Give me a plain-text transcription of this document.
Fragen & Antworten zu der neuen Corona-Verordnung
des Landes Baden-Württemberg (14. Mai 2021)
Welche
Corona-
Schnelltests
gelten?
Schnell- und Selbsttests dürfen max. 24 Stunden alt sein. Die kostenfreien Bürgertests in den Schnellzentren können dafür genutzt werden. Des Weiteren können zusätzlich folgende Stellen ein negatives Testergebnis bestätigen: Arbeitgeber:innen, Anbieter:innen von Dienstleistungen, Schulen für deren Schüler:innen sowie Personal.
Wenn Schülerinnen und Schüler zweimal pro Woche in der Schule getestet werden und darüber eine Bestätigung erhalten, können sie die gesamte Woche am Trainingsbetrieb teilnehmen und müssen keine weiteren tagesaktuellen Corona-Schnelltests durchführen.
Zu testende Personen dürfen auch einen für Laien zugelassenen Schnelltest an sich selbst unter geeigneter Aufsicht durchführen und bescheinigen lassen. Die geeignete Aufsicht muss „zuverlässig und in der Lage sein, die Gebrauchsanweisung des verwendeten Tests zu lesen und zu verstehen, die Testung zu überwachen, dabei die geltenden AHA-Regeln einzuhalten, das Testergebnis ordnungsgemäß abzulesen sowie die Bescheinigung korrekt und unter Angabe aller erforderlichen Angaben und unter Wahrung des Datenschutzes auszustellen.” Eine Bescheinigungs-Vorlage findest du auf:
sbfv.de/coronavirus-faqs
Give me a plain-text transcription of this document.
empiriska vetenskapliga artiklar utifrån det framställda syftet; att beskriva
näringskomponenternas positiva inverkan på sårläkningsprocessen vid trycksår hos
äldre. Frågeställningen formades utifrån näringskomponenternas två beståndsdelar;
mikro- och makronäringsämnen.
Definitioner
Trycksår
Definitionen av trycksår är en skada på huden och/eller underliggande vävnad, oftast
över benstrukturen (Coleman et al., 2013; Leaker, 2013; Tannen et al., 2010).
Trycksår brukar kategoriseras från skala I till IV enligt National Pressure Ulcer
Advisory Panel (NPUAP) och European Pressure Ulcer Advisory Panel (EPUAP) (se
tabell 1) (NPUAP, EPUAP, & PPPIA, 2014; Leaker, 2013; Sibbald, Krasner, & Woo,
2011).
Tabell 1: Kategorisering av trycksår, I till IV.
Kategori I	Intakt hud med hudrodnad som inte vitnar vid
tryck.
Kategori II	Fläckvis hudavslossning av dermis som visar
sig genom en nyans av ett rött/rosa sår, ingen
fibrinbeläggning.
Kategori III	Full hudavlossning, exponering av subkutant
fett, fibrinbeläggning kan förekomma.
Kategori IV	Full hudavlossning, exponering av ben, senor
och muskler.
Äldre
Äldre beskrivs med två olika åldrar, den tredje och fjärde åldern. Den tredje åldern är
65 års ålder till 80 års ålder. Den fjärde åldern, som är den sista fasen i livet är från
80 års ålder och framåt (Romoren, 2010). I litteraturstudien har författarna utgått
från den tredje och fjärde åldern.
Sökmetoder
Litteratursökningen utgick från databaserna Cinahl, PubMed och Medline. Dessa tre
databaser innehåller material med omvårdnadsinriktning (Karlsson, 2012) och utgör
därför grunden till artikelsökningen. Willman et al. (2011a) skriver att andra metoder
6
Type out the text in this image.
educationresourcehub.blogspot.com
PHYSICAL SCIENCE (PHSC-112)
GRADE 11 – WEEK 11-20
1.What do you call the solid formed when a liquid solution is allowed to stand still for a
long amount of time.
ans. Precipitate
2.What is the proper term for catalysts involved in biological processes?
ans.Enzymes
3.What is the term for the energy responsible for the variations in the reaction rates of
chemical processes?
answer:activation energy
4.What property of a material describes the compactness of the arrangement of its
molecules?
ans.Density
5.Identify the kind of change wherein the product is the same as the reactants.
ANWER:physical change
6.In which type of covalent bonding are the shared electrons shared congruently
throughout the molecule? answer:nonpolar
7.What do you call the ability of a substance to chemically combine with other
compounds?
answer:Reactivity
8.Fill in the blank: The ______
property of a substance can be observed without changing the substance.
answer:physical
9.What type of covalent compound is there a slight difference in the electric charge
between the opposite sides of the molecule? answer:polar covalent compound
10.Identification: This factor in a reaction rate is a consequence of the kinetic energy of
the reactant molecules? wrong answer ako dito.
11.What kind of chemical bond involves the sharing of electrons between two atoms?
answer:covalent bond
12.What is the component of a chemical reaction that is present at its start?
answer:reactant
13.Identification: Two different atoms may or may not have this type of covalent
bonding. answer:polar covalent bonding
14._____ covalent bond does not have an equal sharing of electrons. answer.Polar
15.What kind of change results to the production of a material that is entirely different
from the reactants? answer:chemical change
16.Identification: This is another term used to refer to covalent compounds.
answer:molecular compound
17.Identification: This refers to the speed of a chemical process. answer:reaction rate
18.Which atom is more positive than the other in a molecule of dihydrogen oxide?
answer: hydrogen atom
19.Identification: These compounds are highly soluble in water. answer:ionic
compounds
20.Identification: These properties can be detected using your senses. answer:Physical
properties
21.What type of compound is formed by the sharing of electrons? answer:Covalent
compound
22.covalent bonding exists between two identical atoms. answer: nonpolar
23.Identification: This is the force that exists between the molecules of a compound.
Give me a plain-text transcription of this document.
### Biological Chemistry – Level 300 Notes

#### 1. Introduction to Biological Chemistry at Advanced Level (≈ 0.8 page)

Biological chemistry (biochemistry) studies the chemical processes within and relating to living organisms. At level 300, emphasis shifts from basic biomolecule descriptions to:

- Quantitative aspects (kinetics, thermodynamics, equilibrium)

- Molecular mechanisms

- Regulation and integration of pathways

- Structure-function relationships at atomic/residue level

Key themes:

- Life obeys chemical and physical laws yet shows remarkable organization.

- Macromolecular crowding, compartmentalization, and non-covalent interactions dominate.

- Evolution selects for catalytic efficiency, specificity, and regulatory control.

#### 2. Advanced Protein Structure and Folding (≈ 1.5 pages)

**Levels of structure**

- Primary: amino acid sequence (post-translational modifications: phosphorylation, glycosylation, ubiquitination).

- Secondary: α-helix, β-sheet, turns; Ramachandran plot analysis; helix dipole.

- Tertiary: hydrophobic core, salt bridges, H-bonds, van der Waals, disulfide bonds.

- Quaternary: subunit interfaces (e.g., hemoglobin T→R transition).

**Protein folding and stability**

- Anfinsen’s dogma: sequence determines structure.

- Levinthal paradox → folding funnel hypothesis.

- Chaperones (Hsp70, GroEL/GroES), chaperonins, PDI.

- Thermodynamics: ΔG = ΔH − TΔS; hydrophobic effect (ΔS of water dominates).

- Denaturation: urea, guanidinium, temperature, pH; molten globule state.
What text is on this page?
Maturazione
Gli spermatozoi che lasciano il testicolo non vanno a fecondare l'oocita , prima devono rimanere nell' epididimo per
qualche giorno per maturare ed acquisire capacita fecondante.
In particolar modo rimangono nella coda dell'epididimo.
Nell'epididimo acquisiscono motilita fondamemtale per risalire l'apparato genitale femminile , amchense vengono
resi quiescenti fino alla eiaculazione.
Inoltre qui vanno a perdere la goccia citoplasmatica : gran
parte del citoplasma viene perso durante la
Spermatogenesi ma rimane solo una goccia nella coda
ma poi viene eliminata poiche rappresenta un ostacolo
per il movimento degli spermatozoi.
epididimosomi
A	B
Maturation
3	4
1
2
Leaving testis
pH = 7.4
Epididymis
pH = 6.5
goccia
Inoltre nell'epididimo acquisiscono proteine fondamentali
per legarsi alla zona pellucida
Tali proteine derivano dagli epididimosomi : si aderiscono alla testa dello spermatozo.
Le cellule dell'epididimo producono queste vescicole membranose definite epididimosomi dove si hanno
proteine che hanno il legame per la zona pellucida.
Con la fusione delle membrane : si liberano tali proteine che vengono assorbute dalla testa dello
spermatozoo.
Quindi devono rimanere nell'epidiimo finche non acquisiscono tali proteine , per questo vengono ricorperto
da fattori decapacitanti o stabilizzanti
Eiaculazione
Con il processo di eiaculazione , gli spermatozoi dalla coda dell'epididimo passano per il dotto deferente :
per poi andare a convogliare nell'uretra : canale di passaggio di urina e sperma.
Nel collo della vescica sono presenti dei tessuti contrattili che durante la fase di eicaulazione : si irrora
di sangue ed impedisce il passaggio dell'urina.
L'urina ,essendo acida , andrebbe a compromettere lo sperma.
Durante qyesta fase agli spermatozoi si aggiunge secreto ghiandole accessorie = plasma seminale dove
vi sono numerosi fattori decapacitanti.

--

| Task directions |
If a line of the data above holds the string "sharing", count it, then give only the final number.

| Answer for the task |
3